*Short task*: Restate all of the data exactly.

* BEGIN Data for this task *

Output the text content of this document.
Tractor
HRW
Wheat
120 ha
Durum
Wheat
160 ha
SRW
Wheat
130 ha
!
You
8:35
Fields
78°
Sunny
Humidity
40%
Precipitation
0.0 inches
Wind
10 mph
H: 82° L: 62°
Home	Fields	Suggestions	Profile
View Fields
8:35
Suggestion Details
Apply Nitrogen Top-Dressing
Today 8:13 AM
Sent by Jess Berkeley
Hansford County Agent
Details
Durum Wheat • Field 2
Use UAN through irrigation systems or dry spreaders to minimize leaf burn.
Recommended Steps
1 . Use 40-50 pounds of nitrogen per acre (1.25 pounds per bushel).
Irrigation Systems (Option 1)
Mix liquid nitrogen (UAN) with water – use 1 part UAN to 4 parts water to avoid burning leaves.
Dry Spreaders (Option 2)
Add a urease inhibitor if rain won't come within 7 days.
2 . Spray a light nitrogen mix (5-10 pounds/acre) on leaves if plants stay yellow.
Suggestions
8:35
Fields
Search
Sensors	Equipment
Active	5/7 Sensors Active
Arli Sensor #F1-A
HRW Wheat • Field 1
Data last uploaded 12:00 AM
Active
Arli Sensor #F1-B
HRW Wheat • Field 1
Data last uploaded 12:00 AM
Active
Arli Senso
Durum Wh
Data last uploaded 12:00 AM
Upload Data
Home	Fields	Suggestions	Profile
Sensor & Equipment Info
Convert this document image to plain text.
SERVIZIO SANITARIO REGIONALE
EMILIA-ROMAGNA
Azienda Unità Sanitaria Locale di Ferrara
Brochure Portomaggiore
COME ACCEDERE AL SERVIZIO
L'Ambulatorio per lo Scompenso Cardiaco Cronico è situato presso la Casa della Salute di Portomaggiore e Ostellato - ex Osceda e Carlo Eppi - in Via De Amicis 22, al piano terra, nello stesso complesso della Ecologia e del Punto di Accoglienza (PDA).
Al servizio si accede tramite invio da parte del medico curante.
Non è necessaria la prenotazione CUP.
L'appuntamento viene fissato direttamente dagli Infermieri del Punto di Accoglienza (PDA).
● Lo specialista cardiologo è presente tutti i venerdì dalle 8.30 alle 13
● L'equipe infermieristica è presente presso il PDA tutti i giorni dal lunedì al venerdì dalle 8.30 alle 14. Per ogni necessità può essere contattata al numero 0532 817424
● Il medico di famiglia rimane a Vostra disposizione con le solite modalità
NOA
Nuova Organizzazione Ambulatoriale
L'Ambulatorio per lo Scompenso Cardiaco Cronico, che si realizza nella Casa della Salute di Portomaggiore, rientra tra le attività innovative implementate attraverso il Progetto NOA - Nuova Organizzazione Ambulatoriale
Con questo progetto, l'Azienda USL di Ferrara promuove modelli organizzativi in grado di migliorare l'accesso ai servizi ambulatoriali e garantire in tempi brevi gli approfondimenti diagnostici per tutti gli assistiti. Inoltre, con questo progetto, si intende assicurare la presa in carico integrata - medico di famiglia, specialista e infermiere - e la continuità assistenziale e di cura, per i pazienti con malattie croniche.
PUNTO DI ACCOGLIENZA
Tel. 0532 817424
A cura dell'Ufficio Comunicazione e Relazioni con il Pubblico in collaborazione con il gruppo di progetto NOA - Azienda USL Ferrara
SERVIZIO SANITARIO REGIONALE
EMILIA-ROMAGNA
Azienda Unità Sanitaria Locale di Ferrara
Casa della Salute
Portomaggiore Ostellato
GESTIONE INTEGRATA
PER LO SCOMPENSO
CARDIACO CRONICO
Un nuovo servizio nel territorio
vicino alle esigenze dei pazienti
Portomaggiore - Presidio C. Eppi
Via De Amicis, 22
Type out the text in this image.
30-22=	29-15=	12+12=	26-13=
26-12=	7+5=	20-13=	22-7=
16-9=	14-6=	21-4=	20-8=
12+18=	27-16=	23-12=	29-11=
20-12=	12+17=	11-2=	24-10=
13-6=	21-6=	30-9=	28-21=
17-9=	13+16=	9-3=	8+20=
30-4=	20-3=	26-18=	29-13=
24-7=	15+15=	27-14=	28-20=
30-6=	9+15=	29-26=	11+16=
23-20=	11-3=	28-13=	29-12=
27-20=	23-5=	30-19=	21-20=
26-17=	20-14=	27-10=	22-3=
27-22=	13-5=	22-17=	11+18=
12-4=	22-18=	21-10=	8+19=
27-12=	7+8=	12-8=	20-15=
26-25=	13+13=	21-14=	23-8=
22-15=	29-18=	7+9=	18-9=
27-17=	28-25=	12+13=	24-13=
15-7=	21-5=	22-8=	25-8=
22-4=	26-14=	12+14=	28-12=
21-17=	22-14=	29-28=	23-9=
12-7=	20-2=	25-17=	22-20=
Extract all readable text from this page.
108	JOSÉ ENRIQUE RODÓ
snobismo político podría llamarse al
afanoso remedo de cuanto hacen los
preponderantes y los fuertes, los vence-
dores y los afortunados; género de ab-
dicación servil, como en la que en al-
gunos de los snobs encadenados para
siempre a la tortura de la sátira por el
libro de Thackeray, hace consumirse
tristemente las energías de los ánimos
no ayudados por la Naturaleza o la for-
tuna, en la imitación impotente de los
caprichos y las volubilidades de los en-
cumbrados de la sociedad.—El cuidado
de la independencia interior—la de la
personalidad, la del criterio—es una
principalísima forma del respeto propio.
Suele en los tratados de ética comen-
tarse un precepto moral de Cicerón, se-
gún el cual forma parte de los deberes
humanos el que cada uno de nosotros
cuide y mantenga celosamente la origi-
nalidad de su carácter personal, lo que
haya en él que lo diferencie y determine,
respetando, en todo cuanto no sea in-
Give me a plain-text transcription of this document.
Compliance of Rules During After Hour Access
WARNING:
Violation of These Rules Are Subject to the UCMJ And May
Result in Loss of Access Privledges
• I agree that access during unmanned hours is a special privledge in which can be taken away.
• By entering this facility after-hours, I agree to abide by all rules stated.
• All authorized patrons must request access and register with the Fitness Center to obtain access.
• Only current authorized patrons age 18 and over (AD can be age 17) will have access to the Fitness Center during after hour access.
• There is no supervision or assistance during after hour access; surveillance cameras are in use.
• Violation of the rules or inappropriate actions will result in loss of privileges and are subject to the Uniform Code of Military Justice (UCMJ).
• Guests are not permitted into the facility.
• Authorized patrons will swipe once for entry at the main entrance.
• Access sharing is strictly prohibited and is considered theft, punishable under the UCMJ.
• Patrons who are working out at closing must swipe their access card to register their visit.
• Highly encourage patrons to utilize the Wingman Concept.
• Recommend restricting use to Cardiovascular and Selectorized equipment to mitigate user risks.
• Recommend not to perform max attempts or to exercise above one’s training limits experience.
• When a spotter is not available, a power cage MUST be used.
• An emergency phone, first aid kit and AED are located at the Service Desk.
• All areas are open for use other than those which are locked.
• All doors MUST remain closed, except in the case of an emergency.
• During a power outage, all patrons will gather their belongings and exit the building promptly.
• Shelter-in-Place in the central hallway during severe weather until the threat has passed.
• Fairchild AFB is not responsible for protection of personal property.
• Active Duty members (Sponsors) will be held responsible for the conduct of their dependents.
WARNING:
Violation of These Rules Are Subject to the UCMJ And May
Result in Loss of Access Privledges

* END Data for this task *

*Answer to the exercise*:
Output the text content of this document.
Tractor
HRW
Wheat
120 ha
Durum
Wheat
160 ha
SRW
Wheat
130 ha
!
You
8:35
Fields
78°
Sunny
Humidity
40%
Precipitation
0.0 inches
Wind
10 mph
H: 82° L: 62°
Home	Fields	Suggestions	Profile
View Fields
8:35
Suggestion Details
Apply Nitrogen Top-Dressing
Today 8:13 AM
Sent by Jess Berkeley
Hansford County Agent
Details
Durum Wheat • Field 2
Use UAN through irrigation systems or dry spreaders to minimize leaf burn.
Recommended Steps
1 . Use 40-50 pounds of nitrogen per acre (1.25 pounds per bushel).
Irrigation Systems (Option 1)
Mix liquid nitrogen (UAN) with water – use 1 part UAN to 4 parts water to avoid burning leaves.
Dry Spreaders (Option 2)
Add a urease inhibitor if rain won't come within 7 days.
2 . Spray a light nitrogen mix (5-10 pounds/acre) on leaves if plants stay yellow.
Suggestions
8:35
Fields
Search
Sensors	Equipment
Active	5/7 Sensors Active
Arli Sensor #F1-A
HRW Wheat • Field 1
Data last uploaded 12:00 AM
Active
Arli Sensor #F1-B
HRW Wheat • Field 1
Data last uploaded 12:00 AM
Active
Arli Senso
Durum Wh
Data last uploaded 12:00 AM
Upload Data
Home	Fields	Suggestions	Profile
Sensor & Equipment Info
Convert this document image to plain text.
SERVIZIO SANITARIO REGIONALE
EMILIA-ROMAGNA
Azienda Unità Sanitaria Locale di Ferrara
Brochure Portomaggiore
COME ACCEDERE AL SERVIZIO
L'Ambulatorio per lo Scompenso Cardiaco Cronico è situato presso la Casa della Salute di Portomaggiore e Ostellato - ex Osceda e Carlo Eppi - in Via De Amicis 22, al piano terra, nello stesso complesso della Ecologia e del Punto di Accoglienza (PDA).
Al servizio si accede tramite invio da parte del medico curante.
Non è necessaria la prenotazione CUP.
L'appuntamento viene fissato direttamente dagli Infermieri del Punto di Accoglienza (PDA).
● Lo specialista cardiologo è presente tutti i venerdì dalle 8.30 alle 13
● L'equipe infermieristica è presente presso il PDA tutti i giorni dal lunedì al venerdì dalle 8.30 alle 14. Per ogni necessità può essere contattata al numero 0532 817424
● Il medico di famiglia rimane a Vostra disposizione con le solite modalità
NOA
Nuova Organizzazione Ambulatoriale
L'Ambulatorio per lo Scompenso Cardiaco Cronico, che si realizza nella Casa della Salute di Portomaggiore, rientra tra le attività innovative implementate attraverso il Progetto NOA - Nuova Organizzazione Ambulatoriale
Con questo progetto, l'Azienda USL di Ferrara promuove modelli organizzativi in grado di migliorare l'accesso ai servizi ambulatoriali e garantire in tempi brevi gli approfondimenti diagnostici per tutti gli assistiti. Inoltre, con questo progetto, si intende assicurare la presa in carico integrata - medico di famiglia, specialista e infermiere - e la continuità assistenziale e di cura, per i pazienti con malattie croniche.
PUNTO DI ACCOGLIENZA
Tel. 0532 817424
A cura dell'Ufficio Comunicazione e Relazioni con il Pubblico in collaborazione con il gruppo di progetto NOA - Azienda USL Ferrara
SERVIZIO SANITARIO REGIONALE
EMILIA-ROMAGNA
Azienda Unità Sanitaria Locale di Ferrara
Casa della Salute
Portomaggiore Ostellato
GESTIONE INTEGRATA
PER LO SCOMPENSO
CARDIACO CRONICO
Un nuovo servizio nel territorio
vicino alle esigenze dei pazienti
Portomaggiore - Presidio C. Eppi
Via De Amicis, 22
Type out the text in this image.
30-22=	29-15=	12+12=	26-13=
26-12=	7+5=	20-13=	22-7=
16-9=	14-6=	21-4=	20-8=
12+18=	27-16=	23-12=	29-11=
20-12=	12+17=	11-2=	24-10=
13-6=	21-6=	30-9=	28-21=
17-9=	13+16=	9-3=	8+20=
30-4=	20-3=	26-18=	29-13=
24-7=	15+15=	27-14=	28-20=
30-6=	9+15=	29-26=	11+16=
23-20=	11-3=	28-13=	29-12=
27-20=	23-5=	30-19=	21-20=
26-17=	20-14=	27-10=	22-3=
27-22=	13-5=	22-17=	11+18=
12-4=	22-18=	21-10=	8+19=
27-12=	7+8=	12-8=	20-15=
26-25=	13+13=	21-14=	23-8=
22-15=	29-18=	7+9=	18-9=
27-17=	28-25=	12+13=	24-13=
15-7=	21-5=	22-8=	25-8=
22-4=	26-14=	12+14=	28-12=
21-17=	22-14=	29-28=	23-9=
12-7=	20-2=	25-17=	22-20=
Extract all readable text from this page.
108	JOSÉ ENRIQUE RODÓ
snobismo político podría llamarse al
afanoso remedo de cuanto hacen los
preponderantes y los fuertes, los vence-
dores y los afortunados; género de ab-
dicación servil, como en la que en al-
gunos de los snobs encadenados para
siempre a la tortura de la sátira por el
libro de Thackeray, hace consumirse
tristemente las energías de los ánimos
no ayudados por la Naturaleza o la for-
tuna, en la imitación impotente de los
caprichos y las volubilidades de los en-
cumbrados de la sociedad.—El cuidado
de la independencia interior—la de la
personalidad, la del criterio—es una
principalísima forma del respeto propio.
Suele en los tratados de ética comen-
tarse un precepto moral de Cicerón, se-
gún el cual forma parte de los deberes
humanos el que cada uno de nosotros
cuide y mantenga celosamente la origi-
nalidad de su carácter personal, lo que
haya en él que lo diferencie y determine,
respetando, en todo cuanto no sea in-
Give me a plain-text transcription of this document.
Compliance of Rules During After Hour Access
WARNING:
Violation of These Rules Are Subject to the UCMJ And May
Result in Loss of Access Privledges
• I agree that access during unmanned hours is a special privledge in which can be taken away.
• By entering this facility after-hours, I agree to abide by all rules stated.
• All authorized patrons must request access and register with the Fitness Center to obtain access.
• Only current authorized patrons age 18 and over (AD can be age 17) will have access to the Fitness Center during after hour access.
• There is no supervision or assistance during after hour access; surveillance cameras are in use.
• Violation of the rules or inappropriate actions will result in loss of privileges and are subject to the Uniform Code of Military Justice (UCMJ).
• Guests are not permitted into the facility.
• Authorized patrons will swipe once for entry at the main entrance.
• Access sharing is strictly prohibited and is considered theft, punishable under the UCMJ.
• Patrons who are working out at closing must swipe their access card to register their visit.
• Highly encourage patrons to utilize the Wingman Concept.
• Recommend restricting use to Cardiovascular and Selectorized equipment to mitigate user risks.
• Recommend not to perform max attempts or to exercise above one’s training limits experience.
• When a spotter is not available, a power cage MUST be used.
• An emergency phone, first aid kit and AED are located at the Service Desk.
• All areas are open for use other than those which are locked.
• All doors MUST remain closed, except in the case of an emergency.
• During a power outage, all patrons will gather their belongings and exit the building promptly.
• Shelter-in-Place in the central hallway during severe weather until the threat has passed.
• Fairchild AFB is not responsible for protection of personal property.
• Active Duty members (Sponsors) will be held responsible for the conduct of their dependents.
WARNING:
Violation of These Rules Are Subject to the UCMJ And May
Result in Loss of Access Privledges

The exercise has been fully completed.